SOURCE EXCERPT »
That document says that both REL and RELA are acceptable.

> > In theory this tool is applicable to other newer architectures (mainly
> > 64-bit), but currently the only relocations it supports are for arm64,
> > and it assumes a 64-bit little-endian target.  If the latter limitation
> > is ever to be changed, we'll need a way to tell the tool what format
> > the image is in.  Eventually this may be replaced by a tool that uses
> > libelf or similar and operates directly on the ELF file.  I've written
> > some code for such an approach but libelf does not make it easy to poke
> > addresses by memory address (rather than by section), and I was
> > hesitant to write code to manually parse the program headers and do the
> > update outside of libelf (or to iterate over sections) -- especially
> > since it wouldn't get test coverage on things like binaries with
> > multiple PT_LOAD segments.  This should be good enough for now to let
> > the manual relocation stuff be removed from the arm64 patches.
> 
> Can you clarify what makes this tool beneficial as opposed to e.g.
> doing an objcopy from .elf to binary? After all, if we're going to
> relocate at build time from address A to B, why not directly build
> for address B, objcopy the resulting ELF and be done with it?

We do use objcopy, but it doesn't apply the relocations.  It doesn't
matter what address we build for; if the relocations aren't applied, all
to-be-relocated pointers will be zero.

-Scott
Albert ARIBAUD Oct. 8, 2013, 8:10 a.m. UTC | #5
Hi Scott,

On Mon, 7 Oct 2013 19:55:46 -0500, Scott Wood <scottwood@freescale.com>
wrote:

> On Sat, 2013-10-05 at 09:52 +0200, Albert ARIBAUD wrote:
> > Hi Scott,
> > 
> > On Thu, 3 Oct 2013 17:48:28 -0500, Scott Wood <scottwood@freescale.com>
> > wrote:
> > 
> > > ARM64 uses the newer RELA-style relocations rather than the older REL.

STORED RECORDS »
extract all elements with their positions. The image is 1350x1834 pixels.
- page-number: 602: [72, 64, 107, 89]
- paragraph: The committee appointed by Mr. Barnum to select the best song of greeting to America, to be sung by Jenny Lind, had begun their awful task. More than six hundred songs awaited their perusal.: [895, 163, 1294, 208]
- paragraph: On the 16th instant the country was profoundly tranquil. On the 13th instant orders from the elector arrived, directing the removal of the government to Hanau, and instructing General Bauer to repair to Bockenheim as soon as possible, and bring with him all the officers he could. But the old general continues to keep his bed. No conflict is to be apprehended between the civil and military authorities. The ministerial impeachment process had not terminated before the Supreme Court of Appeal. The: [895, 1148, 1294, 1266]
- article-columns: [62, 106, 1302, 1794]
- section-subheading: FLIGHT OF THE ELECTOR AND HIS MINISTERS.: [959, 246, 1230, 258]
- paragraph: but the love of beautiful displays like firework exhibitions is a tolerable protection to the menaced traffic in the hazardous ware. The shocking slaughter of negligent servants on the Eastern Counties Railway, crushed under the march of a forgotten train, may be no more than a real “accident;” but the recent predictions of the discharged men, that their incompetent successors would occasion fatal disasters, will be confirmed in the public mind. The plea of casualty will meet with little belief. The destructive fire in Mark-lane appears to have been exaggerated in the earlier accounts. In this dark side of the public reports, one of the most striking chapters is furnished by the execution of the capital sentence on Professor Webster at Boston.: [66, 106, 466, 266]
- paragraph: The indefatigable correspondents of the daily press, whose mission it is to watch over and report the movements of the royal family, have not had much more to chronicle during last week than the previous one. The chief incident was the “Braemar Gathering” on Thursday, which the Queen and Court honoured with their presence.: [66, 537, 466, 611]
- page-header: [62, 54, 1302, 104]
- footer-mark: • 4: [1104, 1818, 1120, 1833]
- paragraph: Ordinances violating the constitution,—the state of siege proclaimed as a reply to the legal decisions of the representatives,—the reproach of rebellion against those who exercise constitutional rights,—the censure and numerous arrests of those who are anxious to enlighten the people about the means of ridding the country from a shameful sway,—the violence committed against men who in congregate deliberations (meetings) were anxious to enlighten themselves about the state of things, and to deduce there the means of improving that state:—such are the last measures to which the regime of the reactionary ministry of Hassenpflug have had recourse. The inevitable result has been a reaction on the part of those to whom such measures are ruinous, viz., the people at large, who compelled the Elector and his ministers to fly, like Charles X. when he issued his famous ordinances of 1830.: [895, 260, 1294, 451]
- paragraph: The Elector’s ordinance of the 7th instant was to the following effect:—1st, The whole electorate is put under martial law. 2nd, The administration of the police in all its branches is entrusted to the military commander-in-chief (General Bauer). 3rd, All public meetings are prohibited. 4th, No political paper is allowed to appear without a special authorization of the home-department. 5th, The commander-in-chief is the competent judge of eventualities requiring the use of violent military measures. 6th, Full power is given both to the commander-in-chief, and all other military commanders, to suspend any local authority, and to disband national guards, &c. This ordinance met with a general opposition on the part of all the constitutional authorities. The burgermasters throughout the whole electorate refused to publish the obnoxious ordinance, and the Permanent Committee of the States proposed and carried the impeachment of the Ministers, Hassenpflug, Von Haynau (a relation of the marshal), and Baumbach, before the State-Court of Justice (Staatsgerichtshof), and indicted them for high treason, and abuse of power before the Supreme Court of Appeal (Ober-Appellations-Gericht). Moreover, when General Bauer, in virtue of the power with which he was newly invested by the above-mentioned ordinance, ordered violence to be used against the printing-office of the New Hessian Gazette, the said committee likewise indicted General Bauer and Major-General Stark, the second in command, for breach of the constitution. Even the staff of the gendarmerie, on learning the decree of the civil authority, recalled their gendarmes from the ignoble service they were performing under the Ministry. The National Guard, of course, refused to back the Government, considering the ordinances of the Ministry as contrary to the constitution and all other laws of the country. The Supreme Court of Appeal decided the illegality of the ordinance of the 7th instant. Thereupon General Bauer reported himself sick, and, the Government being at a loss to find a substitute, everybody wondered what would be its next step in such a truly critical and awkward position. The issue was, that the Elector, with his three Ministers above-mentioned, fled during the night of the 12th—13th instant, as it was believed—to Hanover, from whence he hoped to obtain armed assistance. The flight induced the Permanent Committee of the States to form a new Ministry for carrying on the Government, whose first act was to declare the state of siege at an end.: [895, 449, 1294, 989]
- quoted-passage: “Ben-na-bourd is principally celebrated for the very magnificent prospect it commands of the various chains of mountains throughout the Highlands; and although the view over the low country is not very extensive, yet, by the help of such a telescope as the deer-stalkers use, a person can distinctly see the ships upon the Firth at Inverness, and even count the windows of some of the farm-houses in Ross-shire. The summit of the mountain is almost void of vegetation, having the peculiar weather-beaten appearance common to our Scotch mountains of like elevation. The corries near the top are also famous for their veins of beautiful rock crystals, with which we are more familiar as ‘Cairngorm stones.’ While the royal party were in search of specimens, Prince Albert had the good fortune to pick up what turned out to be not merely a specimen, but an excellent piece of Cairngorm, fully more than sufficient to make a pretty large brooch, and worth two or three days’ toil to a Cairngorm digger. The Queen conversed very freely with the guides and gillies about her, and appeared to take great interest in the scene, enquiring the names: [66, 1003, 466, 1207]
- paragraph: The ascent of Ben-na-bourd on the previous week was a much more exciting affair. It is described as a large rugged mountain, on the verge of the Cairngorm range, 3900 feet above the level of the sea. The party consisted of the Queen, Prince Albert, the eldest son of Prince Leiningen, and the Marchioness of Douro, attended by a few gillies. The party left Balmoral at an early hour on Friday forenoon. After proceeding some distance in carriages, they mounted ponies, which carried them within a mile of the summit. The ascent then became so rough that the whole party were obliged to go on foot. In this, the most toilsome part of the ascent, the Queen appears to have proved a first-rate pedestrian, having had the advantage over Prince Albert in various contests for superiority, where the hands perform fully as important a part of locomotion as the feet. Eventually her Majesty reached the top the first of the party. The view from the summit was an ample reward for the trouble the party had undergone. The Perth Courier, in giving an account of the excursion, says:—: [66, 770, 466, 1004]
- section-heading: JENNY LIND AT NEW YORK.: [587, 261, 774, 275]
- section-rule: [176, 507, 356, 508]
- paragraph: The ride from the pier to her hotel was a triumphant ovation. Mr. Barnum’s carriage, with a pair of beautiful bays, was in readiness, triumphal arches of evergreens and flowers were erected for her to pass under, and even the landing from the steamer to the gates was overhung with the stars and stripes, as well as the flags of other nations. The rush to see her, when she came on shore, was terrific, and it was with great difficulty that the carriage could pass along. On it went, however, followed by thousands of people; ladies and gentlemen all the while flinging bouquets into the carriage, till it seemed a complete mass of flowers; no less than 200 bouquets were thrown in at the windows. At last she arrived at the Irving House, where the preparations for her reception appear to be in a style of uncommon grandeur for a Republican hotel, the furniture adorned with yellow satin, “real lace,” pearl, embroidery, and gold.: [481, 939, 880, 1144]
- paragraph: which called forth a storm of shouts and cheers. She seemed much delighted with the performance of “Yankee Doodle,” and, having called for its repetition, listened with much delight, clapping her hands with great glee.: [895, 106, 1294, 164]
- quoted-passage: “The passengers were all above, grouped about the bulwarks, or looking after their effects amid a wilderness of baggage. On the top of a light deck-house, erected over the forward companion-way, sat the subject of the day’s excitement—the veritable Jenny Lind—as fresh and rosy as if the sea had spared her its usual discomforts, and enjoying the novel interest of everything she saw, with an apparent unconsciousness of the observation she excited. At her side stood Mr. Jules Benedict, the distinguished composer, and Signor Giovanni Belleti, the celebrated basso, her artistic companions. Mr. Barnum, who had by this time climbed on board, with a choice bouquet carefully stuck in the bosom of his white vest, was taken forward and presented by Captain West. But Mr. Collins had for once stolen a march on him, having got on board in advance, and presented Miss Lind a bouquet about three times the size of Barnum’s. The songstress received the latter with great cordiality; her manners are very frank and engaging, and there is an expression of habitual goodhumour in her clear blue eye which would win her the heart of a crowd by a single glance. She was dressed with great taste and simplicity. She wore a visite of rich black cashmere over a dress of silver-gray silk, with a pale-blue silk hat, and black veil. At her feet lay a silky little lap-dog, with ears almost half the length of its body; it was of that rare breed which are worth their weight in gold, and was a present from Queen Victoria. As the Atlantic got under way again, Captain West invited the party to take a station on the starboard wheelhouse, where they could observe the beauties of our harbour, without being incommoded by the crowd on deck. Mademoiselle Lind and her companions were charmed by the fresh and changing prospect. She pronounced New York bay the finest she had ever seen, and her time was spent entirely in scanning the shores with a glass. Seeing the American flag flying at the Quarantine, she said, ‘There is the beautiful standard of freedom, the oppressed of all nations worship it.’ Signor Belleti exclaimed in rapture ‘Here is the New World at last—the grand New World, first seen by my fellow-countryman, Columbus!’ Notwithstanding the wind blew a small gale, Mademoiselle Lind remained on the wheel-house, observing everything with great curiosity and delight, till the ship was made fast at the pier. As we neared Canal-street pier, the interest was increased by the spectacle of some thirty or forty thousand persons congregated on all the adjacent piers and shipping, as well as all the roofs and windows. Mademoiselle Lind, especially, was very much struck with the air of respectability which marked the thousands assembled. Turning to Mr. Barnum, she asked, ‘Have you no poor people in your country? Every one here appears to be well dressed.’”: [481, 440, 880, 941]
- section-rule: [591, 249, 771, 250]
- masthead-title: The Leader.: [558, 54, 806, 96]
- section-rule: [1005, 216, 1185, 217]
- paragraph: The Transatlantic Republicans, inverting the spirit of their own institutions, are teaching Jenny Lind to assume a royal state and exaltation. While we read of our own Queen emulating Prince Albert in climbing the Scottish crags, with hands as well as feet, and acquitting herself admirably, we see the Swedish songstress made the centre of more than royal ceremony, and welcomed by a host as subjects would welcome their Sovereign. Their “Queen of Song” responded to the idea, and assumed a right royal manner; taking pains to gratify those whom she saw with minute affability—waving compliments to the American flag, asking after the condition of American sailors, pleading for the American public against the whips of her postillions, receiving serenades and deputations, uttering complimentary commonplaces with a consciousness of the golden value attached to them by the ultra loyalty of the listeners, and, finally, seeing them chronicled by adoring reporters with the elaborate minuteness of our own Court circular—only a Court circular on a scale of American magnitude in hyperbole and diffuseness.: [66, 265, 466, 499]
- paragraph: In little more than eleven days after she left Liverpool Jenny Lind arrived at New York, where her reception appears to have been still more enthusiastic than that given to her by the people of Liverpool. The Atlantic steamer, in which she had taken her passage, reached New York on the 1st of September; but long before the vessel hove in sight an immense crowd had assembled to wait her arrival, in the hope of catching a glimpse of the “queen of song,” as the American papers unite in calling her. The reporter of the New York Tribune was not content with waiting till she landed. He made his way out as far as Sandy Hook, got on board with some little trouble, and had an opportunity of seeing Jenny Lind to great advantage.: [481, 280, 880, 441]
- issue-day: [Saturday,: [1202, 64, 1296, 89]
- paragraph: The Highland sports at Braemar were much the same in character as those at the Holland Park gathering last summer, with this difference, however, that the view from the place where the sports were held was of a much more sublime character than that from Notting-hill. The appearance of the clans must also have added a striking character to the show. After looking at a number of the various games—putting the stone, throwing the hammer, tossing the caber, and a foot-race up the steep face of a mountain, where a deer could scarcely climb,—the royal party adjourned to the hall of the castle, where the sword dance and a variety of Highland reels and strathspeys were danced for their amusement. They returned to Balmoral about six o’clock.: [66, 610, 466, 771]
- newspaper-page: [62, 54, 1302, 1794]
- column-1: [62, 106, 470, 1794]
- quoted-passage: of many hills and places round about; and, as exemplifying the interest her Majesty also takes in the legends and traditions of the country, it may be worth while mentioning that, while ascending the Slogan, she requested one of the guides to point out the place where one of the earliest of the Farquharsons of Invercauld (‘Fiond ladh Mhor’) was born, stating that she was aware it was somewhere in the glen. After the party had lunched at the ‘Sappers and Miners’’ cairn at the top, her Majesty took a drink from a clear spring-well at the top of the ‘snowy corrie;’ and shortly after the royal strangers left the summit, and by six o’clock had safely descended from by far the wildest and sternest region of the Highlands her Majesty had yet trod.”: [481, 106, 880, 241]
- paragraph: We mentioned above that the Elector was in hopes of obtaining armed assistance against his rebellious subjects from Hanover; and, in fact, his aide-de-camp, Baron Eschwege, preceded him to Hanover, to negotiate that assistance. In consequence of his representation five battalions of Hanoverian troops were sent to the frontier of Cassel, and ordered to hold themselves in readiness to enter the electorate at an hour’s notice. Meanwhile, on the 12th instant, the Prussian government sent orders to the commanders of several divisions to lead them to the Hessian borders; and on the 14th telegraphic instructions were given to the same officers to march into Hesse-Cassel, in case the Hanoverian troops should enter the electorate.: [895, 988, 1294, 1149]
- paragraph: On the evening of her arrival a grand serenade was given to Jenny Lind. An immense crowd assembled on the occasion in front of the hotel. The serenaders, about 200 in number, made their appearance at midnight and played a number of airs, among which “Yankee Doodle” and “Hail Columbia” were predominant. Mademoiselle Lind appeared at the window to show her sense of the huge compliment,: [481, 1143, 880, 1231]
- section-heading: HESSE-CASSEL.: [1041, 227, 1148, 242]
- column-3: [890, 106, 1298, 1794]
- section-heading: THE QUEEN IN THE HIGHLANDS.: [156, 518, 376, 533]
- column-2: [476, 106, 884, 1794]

TASK LIST »
a. List every date given in the relocation thread.
b. According to the relocation thread, what happens to to-be-relocated pointers if the relocations aren't applied?
c. Resume the relocation thread from the point where it stops.
The items have no connection to the relocation thread.

ANSWERS »
a. Oct. 8, 2013; Mon, 7 Oct 2013; Sat, 2013-10-05; Thu, 3 Oct 2013

b. They will all be zero.

c.
> > > RELA relocations have an addend in the relocation struct, rather than
> > > expecting the loader to read a value from the location to be updated.
> > >
> > > While this is beneficial for ordinary program loading, it's problematic
> > > for U-Boot because the location to be updated starts out with zero,
> > > rather than a pre-relocation value.  Since we need to be able to run C
> > > code before relocation, we need a tool to apply the relocations at
> > > build time.
> > 
> > I love it when support for a feature which offers more capabilities is
> > replaced with support for one which offers less. What's the point of a
> > relocation system that produces a binary which will *never* work if
> > not relocated first? What's the point of zeroing position-dependent
> > locations instead of putting some useful value in it, like the value
> > they would have if no relocation occurred? :/
> 
> Yeah, it's annoying.  It also seems to affect gdb printing global
> variables before a program has started.
> 
> > I really don't understand why REL-style relocation is impossible. Is it
> > an EABI specification? A toolchain limitation? A toolchain design
> > decision (i.e., a limitation that will not be lifted)?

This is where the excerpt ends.